* Start *

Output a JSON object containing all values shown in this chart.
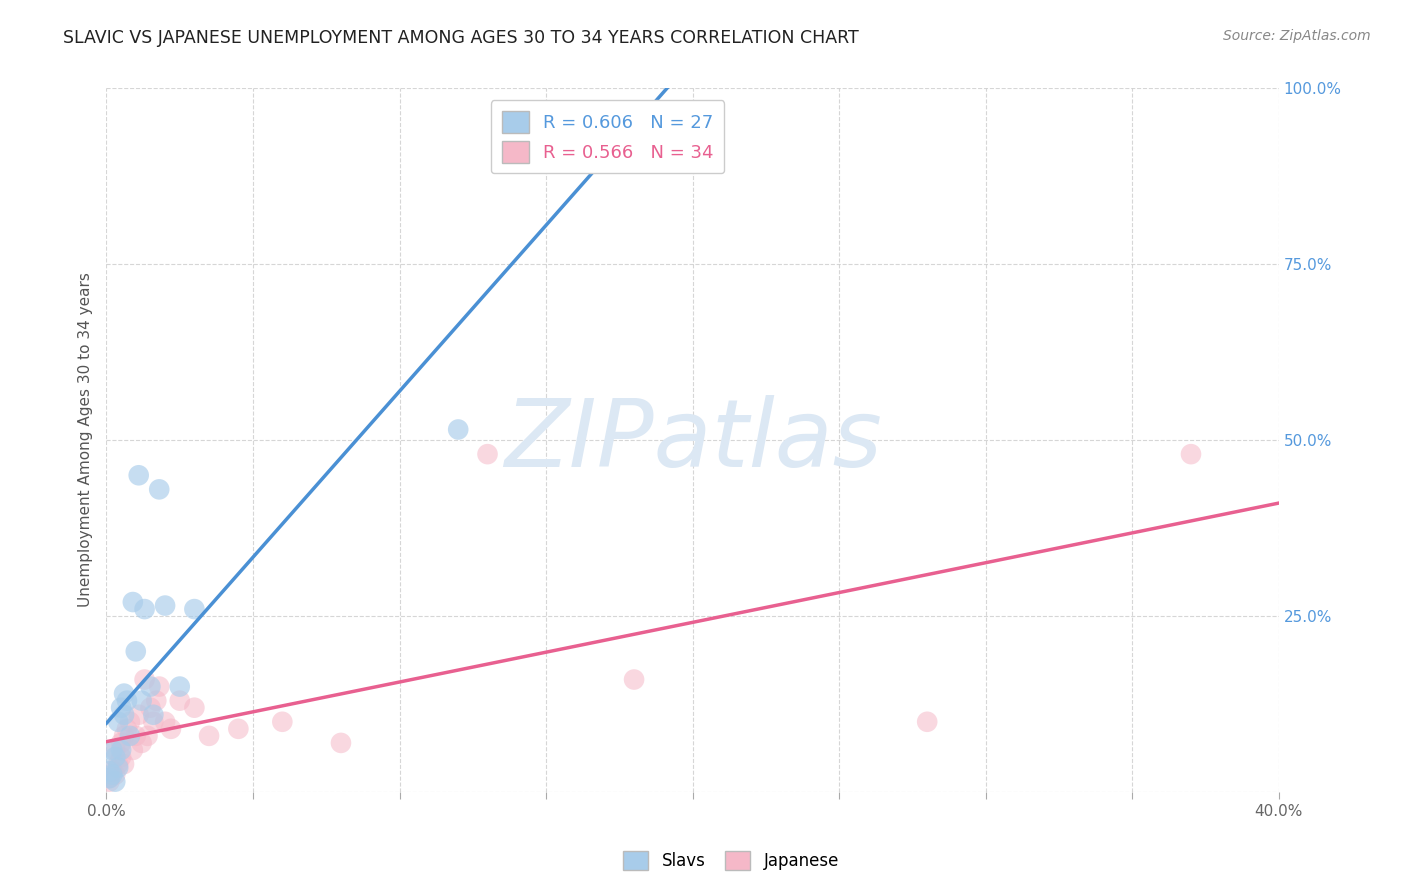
{
  "title": "SLAVIC VS JAPANESE UNEMPLOYMENT AMONG AGES 30 TO 34 YEARS CORRELATION CHART",
  "source": "Source: ZipAtlas.com",
  "ylabel": "Unemployment Among Ages 30 to 34 years",
  "xlim": [
    0,
    0.4
  ],
  "ylim": [
    0,
    1.0
  ],
  "xtick_positions": [
    0.0,
    0.05,
    0.1,
    0.15,
    0.2,
    0.25,
    0.3,
    0.35,
    0.4
  ],
  "ytick_positions": [
    0.0,
    0.25,
    0.5,
    0.75,
    1.0
  ],
  "right_ytick_labels": [
    "",
    "25.0%",
    "50.0%",
    "75.0%",
    "100.0%"
  ],
  "slavs_R": 0.606,
  "slavs_N": 27,
  "japanese_R": 0.566,
  "japanese_N": 34,
  "slavs_color": "#a8ccea",
  "japanese_color": "#f5b8c8",
  "slavs_line_color": "#4a90d4",
  "japanese_line_color": "#e86090",
  "slavs_legend_color": "#5599dd",
  "japanese_legend_color": "#e86090",
  "watermark_text": "ZIPatlas",
  "watermark_color": "#dce8f4",
  "slavs_x": [
    0.001,
    0.001,
    0.002,
    0.002,
    0.003,
    0.003,
    0.004,
    0.004,
    0.005,
    0.005,
    0.006,
    0.006,
    0.007,
    0.008,
    0.009,
    0.01,
    0.011,
    0.012,
    0.013,
    0.015,
    0.016,
    0.018,
    0.02,
    0.025,
    0.03,
    0.12,
    0.17
  ],
  "slavs_y": [
    0.02,
    0.03,
    0.025,
    0.06,
    0.015,
    0.05,
    0.035,
    0.1,
    0.06,
    0.12,
    0.11,
    0.14,
    0.13,
    0.08,
    0.27,
    0.2,
    0.45,
    0.13,
    0.26,
    0.15,
    0.11,
    0.43,
    0.265,
    0.15,
    0.26,
    0.515,
    0.96
  ],
  "japanese_x": [
    0.001,
    0.001,
    0.002,
    0.003,
    0.003,
    0.004,
    0.005,
    0.005,
    0.006,
    0.006,
    0.007,
    0.008,
    0.009,
    0.01,
    0.011,
    0.012,
    0.013,
    0.014,
    0.015,
    0.016,
    0.017,
    0.018,
    0.02,
    0.022,
    0.025,
    0.03,
    0.035,
    0.045,
    0.06,
    0.08,
    0.13,
    0.18,
    0.28,
    0.37
  ],
  "japanese_y": [
    0.015,
    0.02,
    0.03,
    0.025,
    0.06,
    0.04,
    0.05,
    0.07,
    0.04,
    0.08,
    0.09,
    0.1,
    0.06,
    0.08,
    0.11,
    0.07,
    0.16,
    0.08,
    0.12,
    0.1,
    0.13,
    0.15,
    0.1,
    0.09,
    0.13,
    0.12,
    0.08,
    0.09,
    0.1,
    0.07,
    0.48,
    0.16,
    0.1,
    0.48
  ],
  "slavs_trend_x": [
    0.0,
    0.4
  ],
  "japanese_trend_x": [
    0.0,
    0.4
  ],
  "title_fontsize": 12.5,
  "source_fontsize": 10,
  "tick_fontsize": 11,
  "legend_fontsize": 13,
  "ylabel_fontsize": 11
}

* End *

## Stated goal
Reproduce the data above in full, exactly as it is, with the pictures left out.

## Response to the exercise
Output a JSON object containing all values shown in this chart.
{
  "title": "SLAVIC VS JAPANESE UNEMPLOYMENT AMONG AGES 30 TO 34 YEARS CORRELATION CHART",
  "source": "Source: ZipAtlas.com",
  "ylabel": "Unemployment Among Ages 30 to 34 years",
  "xlim": [
    0,
    0.4
  ],
  "ylim": [
    0,
    1.0
  ],
  "xtick_positions": [
    0.0,
    0.05,
    0.1,
    0.15,
    0.2,
    0.25,
    0.3,
    0.35,
    0.4
  ],
  "ytick_positions": [
    0.0,
    0.25,
    0.5,
    0.75,
    1.0
  ],
  "right_ytick_labels": [
    "",
    "25.0%",
    "50.0%",
    "75.0%",
    "100.0%"
  ],
  "slavs_R": 0.606,
  "slavs_N": 27,
  "japanese_R": 0.566,
  "japanese_N": 34,
  "slavs_color": "#a8ccea",
  "japanese_color": "#f5b8c8",
  "slavs_line_color": "#4a90d4",
  "japanese_line_color": "#e86090",
  "slavs_legend_color": "#5599dd",
  "japanese_legend_color": "#e86090",
  "watermark_text": "ZIPatlas",
  "watermark_color": "#dce8f4",
  "slavs_x": [
    0.001,
    0.001,
    0.002,
    0.002,
    0.003,
    0.003,
    0.004,
    0.004,
    0.005,
    0.005,
    0.006,
    0.006,
    0.007,
    0.008,
    0.009,
    0.01,
    0.011,
    0.012,
    0.013,
    0.015,
    0.016,
    0.018,
    0.02,
    0.025,
    0.03,
    0.12,
    0.17
  ],
  "slavs_y": [
    0.02,
    0.03,
    0.025,
    0.06,
    0.015,
    0.05,
    0.035,
    0.1,
    0.06,
    0.12,
    0.11,
    0.14,
    0.13,
    0.08,
    0.27,
    0.2,
    0.45,
    0.13,
    0.26,
    0.15,
    0.11,
    0.43,
    0.265,
    0.15,
    0.26,
    0.515,
    0.96
  ],
  "japanese_x": [
    0.001,
    0.001,
    0.002,
    0.003,
    0.003,
    0.004,
    0.005,
    0.005,
    0.006,
    0.006,
    0.007,
    0.008,
    0.009,
    0.01,
    0.011,
    0.012,
    0.013,
    0.014,
    0.015,
    0.016,
    0.017,
    0.018,
    0.02,
    0.022,
    0.025,
    0.03,
    0.035,
    0.045,
    0.06,
    0.08,
    0.13,
    0.18,
    0.28,
    0.37
  ],
  "japanese_y": [
    0.015,
    0.02,
    0.03,
    0.025,
    0.06,
    0.04,
    0.05,
    0.07,
    0.04,
    0.08,
    0.09,
    0.1,
    0.06,
    0.08,
    0.11,
    0.07,
    0.16,
    0.08,
    0.12,
    0.1,
    0.13,
    0.15,
    0.1,
    0.09,
    0.13,
    0.12,
    0.08,
    0.09,
    0.1,
    0.07,
    0.48,
    0.16,
    0.1,
    0.48
  ],
  "slavs_trend_x": [
    0.0,
    0.4
  ],
  "japanese_trend_x": [
    0.0,
    0.4
  ],
  "title_fontsize": 12.5,
  "source_fontsize": 10,
  "tick_fontsize": 11,
  "legend_fontsize": 13,
  "ylabel_fontsize": 11
}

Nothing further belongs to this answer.